Dataset rows:
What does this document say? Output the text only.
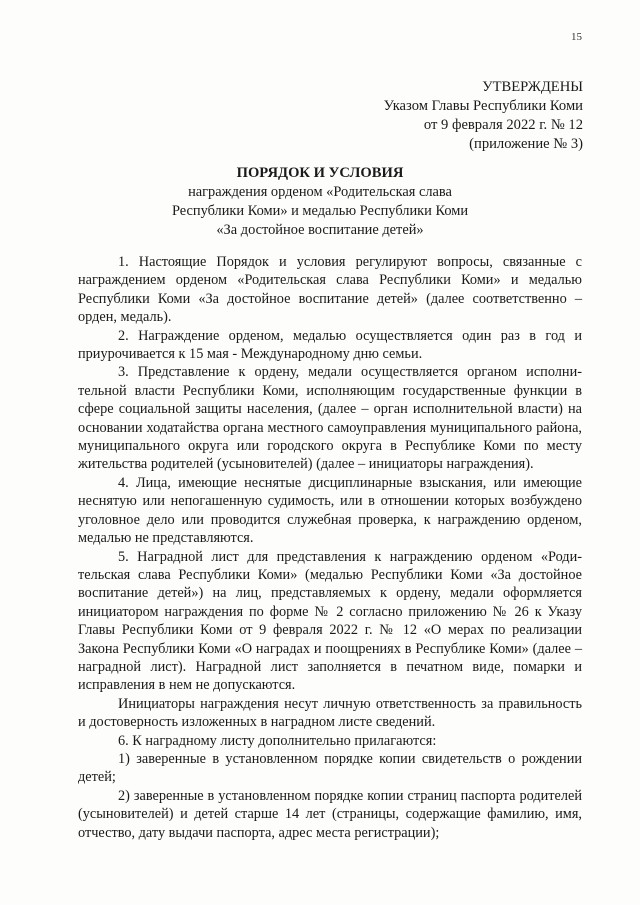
15
УТВЕРЖДЕНЫ
Указом Главы Республики Коми
от 9 февраля 2022 г. № 12
(приложение № 3)
ПОРЯДОК И УСЛОВИЯ
награждения орденом «Родительская слава
Республики Коми» и медалью Республики Коми
«За достойное воспитание детей»

1. Настоящие Порядок и условия регулируют вопросы, связанные с награждением орденом «Родительская слава Республики Коми» и медалью Республики Коми «За достойное воспитание детей» (далее соответственно – орден, медаль).

2. Награждение орденом, медалью осуществляется один раз в год и приурочивается к 15 мая - Международному дню семьи.

3. Представление к ордену, медали осуществляется органом исполнительной власти Республики Коми, исполняющим государственные функции в сфере социальной защиты населения, (далее – орган исполнительной власти) на основании ходатайства органа местного самоуправления муниципального района, муниципального округа или городского округа в Республике Коми по месту жительства родителей (усыновителей) (далее – инициаторы награждения).

4. Лица, имеющие неснятые дисциплинарные взыскания, или имеющие неснятую или непогашенную судимость, или в отношении которых возбуждено уголовное дело или проводится служебная проверка, к награждению орденом, медалью не представляются.

5. Наградной лист для представления к награждению орденом «Родительская слава Республики Коми» (медалью Республики Коми «За достойное воспитание детей») на лиц, представляемых к ордену, медали оформляется инициатором награждения по форме № 2 согласно приложению № 26 к Указу Главы Республики Коми от 9 февраля 2022 г. № 12 «О мерах по реализации Закона Республики Коми «О наградах и поощрениях в Республике Коми» (далее – наградной лист). Наградной лист заполняется в печатном виде, помарки и исправления в нем не допускаются.

Инициаторы награждения несут личную ответственность за правильность и достоверность изложенных в наградном листе сведений.

6. К наградному листу дополнительно прилагаются:

1) заверенные в установленном порядке копии свидетельств о рождении детей;

2) заверенные в установленном порядке копии страниц паспорта родителей (усыновителей) и детей старше 14 лет (страницы, содержащие фамилию, имя, отчество, дату выдачи паспорта, адрес места регистрации);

EXERCISE DIRECTIONS → Set down the complete material exactly, but do not include the images.

FINISHED TASK →
What does this document say? Output the text only.
15
УТВЕРЖДЕНЫ
Указом Главы Республики Коми
от 9 февраля 2022 г. № 12
(приложение № 3)
ПОРЯДОК И УСЛОВИЯ
награждения орденом «Родительская слава
Республики Коми» и медалью Республики Коми
«За достойное воспитание детей»

1. Настоящие Порядок и условия регулируют вопросы, связанные с награждением орденом «Родительская слава Республики Коми» и медалью Республики Коми «За достойное воспитание детей» (далее соответственно – орден, медаль).

2. Награждение орденом, медалью осуществляется один раз в год и приурочивается к 15 мая - Международному дню семьи.

3. Представление к ордену, медали осуществляется органом исполнительной власти Республики Коми, исполняющим государственные функции в сфере социальной защиты населения, (далее – орган исполнительной власти) на основании ходатайства органа местного самоуправления муниципального района, муниципального округа или городского округа в Республике Коми по месту жительства родителей (усыновителей) (далее – инициаторы награждения).

4. Лица, имеющие неснятые дисциплинарные взыскания, или имеющие неснятую или непогашенную судимость, или в отношении которых возбуждено уголовное дело или проводится служебная проверка, к награждению орденом, медалью не представляются.

5. Наградной лист для представления к награждению орденом «Родительская слава Республики Коми» (медалью Республики Коми «За достойное воспитание детей») на лиц, представляемых к ордену, медали оформляется инициатором награждения по форме № 2 согласно приложению № 26 к Указу Главы Республики Коми от 9 февраля 2022 г. № 12 «О мерах по реализации Закона Республики Коми «О наградах и поощрениях в Республике Коми» (далее – наградной лист). Наградной лист заполняется в печатном виде, помарки и исправления в нем не допускаются.

Инициаторы награждения несут личную ответственность за правильность и достоверность изложенных в наградном листе сведений.

6. К наградному листу дополнительно прилагаются:

1) заверенные в установленном порядке копии свидетельств о рождении детей;

2) заверенные в установленном порядке копии страниц паспорта родителей (усыновителей) и детей старше 14 лет (страницы, содержащие фамилию, имя, отчество, дату выдачи паспорта, адрес места регистрации);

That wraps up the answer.